PROBLEM :: Collect each line of the entries that holds the string "title".

___

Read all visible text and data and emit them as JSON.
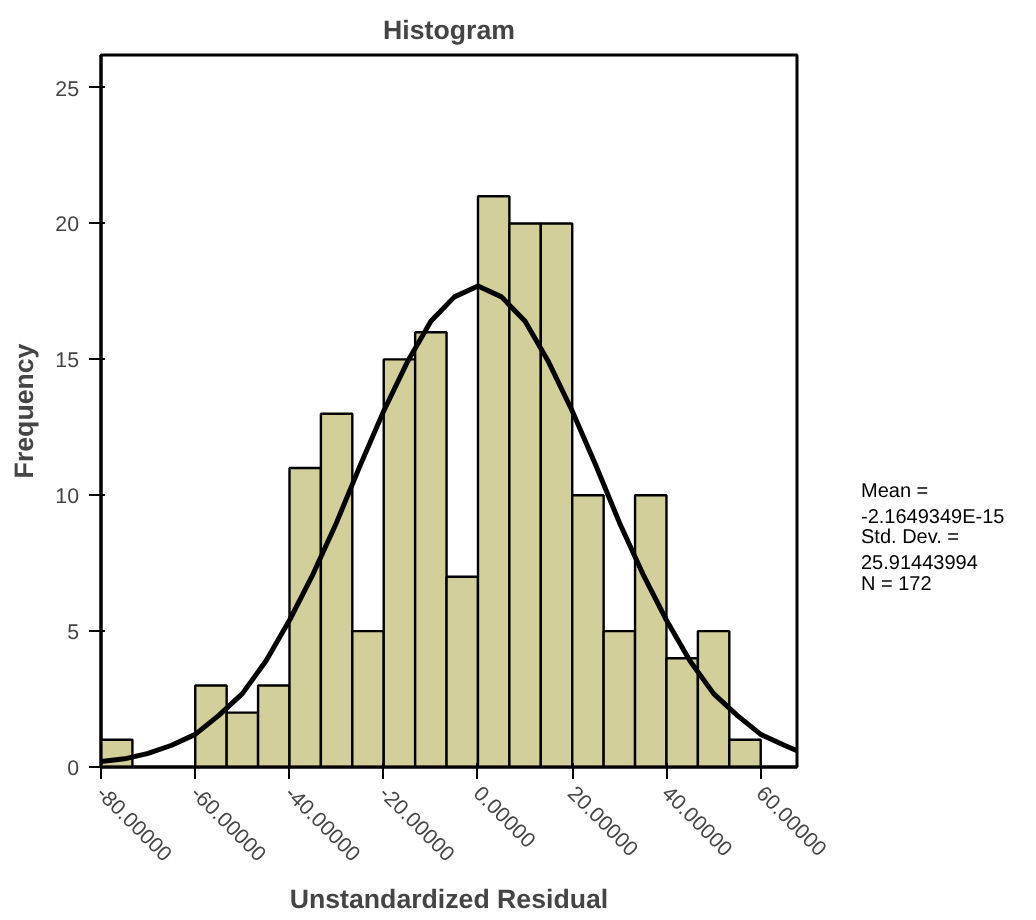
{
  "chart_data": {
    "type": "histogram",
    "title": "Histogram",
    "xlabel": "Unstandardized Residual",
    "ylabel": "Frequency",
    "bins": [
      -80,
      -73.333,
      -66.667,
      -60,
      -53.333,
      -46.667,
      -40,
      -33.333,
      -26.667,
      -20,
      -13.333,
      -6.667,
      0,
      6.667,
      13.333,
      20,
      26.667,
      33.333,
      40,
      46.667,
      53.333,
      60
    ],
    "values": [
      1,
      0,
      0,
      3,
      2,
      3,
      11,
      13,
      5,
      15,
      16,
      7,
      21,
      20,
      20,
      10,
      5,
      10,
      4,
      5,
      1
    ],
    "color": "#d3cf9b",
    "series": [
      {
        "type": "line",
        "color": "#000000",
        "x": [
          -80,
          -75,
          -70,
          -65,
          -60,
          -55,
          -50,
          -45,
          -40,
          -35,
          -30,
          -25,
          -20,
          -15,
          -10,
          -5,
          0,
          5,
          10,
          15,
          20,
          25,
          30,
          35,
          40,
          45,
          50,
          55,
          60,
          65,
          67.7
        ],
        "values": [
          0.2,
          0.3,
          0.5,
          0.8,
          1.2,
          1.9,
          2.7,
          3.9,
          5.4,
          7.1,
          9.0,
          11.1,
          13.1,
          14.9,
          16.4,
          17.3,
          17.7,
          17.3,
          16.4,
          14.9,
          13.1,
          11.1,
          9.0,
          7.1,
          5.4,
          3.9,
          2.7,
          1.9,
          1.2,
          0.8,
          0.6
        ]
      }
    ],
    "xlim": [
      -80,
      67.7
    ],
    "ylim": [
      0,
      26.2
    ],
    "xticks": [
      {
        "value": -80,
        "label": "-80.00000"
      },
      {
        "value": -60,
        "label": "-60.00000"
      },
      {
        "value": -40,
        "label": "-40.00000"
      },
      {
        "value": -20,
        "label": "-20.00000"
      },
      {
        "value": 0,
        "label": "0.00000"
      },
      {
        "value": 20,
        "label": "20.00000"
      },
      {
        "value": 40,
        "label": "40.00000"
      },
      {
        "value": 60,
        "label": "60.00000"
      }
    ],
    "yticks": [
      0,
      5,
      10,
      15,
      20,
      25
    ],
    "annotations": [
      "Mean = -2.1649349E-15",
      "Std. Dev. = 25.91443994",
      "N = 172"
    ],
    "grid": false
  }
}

___

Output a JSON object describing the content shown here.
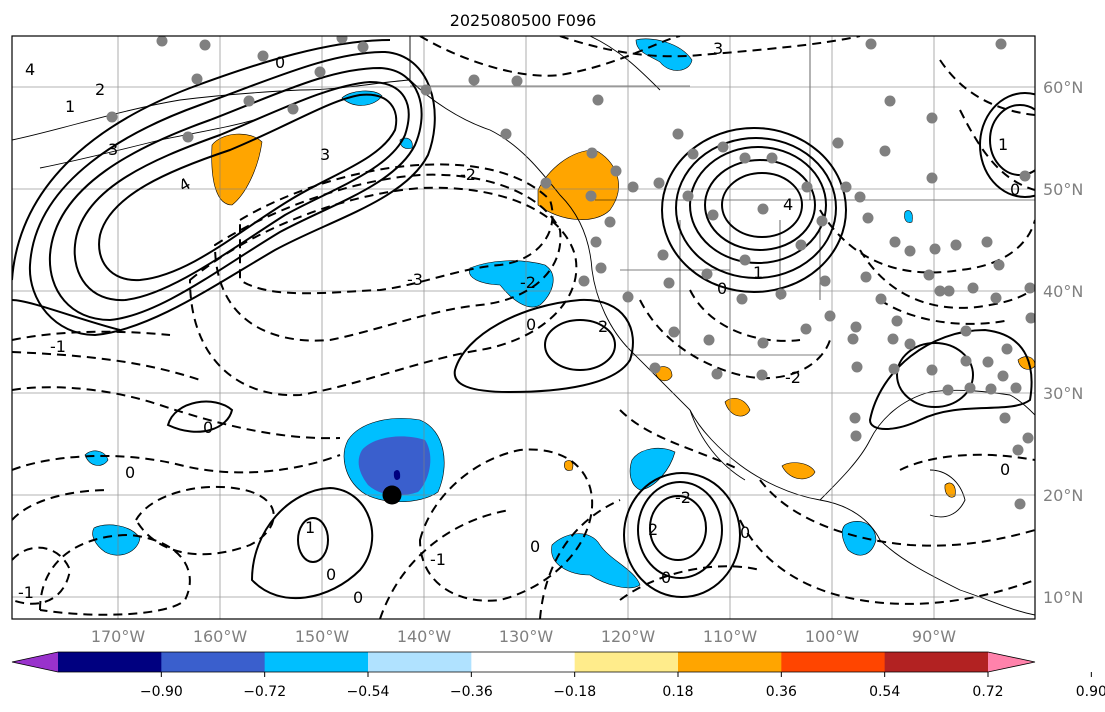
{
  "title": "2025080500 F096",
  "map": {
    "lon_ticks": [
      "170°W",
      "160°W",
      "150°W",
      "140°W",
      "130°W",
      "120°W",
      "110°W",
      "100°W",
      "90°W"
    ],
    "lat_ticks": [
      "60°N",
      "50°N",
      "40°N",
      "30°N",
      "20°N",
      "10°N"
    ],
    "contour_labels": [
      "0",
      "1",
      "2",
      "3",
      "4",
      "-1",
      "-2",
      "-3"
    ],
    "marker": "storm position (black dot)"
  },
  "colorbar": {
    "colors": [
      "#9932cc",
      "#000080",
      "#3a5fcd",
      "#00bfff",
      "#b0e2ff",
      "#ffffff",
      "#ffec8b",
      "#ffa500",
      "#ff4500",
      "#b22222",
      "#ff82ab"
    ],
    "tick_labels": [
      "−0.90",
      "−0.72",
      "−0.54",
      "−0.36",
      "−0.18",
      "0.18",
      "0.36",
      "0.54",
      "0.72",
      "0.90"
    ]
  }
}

___

ANSWER TO THE EXERCISE ::
    "title": "Histogram",
  "title": "2025080500 F096",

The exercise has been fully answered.